Records from a collection of figures:
= = = =
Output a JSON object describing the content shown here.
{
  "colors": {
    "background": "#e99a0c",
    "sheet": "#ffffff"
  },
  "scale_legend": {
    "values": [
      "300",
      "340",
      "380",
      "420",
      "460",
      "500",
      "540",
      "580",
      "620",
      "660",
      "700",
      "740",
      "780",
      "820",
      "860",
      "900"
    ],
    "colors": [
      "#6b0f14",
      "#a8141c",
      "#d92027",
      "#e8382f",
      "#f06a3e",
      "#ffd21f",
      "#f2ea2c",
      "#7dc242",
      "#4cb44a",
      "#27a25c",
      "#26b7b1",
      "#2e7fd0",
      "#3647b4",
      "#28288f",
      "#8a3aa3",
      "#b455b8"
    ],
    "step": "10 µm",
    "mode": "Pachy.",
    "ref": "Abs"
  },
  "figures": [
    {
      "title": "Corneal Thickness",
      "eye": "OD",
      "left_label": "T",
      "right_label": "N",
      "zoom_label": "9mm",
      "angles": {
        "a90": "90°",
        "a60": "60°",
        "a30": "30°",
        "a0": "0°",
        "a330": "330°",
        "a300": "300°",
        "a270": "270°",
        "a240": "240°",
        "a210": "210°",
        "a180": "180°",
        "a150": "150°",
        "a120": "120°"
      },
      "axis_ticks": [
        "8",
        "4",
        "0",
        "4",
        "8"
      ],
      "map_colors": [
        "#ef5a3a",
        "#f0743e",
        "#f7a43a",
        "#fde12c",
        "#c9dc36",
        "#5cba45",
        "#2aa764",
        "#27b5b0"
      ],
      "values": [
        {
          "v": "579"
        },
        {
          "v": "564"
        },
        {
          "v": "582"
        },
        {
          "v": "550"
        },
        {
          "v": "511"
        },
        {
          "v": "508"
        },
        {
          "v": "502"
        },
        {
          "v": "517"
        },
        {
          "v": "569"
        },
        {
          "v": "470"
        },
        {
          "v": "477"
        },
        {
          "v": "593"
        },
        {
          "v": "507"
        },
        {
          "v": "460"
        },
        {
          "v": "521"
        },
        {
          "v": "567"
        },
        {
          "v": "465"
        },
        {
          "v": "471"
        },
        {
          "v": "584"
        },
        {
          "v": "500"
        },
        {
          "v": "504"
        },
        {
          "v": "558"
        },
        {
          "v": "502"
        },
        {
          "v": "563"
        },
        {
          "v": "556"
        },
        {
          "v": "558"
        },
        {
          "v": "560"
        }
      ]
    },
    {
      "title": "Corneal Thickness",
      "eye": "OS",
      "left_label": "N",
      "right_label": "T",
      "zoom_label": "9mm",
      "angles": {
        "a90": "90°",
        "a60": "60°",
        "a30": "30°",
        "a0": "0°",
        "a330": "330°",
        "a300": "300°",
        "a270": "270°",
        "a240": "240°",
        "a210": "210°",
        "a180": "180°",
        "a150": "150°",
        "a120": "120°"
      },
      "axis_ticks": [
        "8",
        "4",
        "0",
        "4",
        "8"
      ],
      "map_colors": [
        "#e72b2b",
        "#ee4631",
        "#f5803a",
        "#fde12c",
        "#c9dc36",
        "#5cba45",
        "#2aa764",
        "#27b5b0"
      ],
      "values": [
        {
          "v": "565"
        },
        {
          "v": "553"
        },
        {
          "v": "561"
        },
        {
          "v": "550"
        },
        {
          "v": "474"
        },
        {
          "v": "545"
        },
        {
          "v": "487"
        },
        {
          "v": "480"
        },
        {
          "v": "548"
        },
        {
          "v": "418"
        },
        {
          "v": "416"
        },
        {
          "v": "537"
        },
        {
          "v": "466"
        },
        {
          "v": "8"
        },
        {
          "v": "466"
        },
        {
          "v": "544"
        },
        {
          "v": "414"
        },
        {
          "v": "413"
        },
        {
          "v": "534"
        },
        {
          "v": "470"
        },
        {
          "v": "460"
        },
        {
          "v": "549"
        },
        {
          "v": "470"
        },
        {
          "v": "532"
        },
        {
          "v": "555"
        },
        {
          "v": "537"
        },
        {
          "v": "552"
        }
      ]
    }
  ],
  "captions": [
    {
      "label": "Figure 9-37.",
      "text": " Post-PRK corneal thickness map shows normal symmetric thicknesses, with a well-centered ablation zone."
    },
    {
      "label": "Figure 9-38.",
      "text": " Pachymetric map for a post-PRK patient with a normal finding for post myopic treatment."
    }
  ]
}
= = = =
What to do: State the number of lines in the records that include "normal", and write nothing else.

Answer to this exercise: 2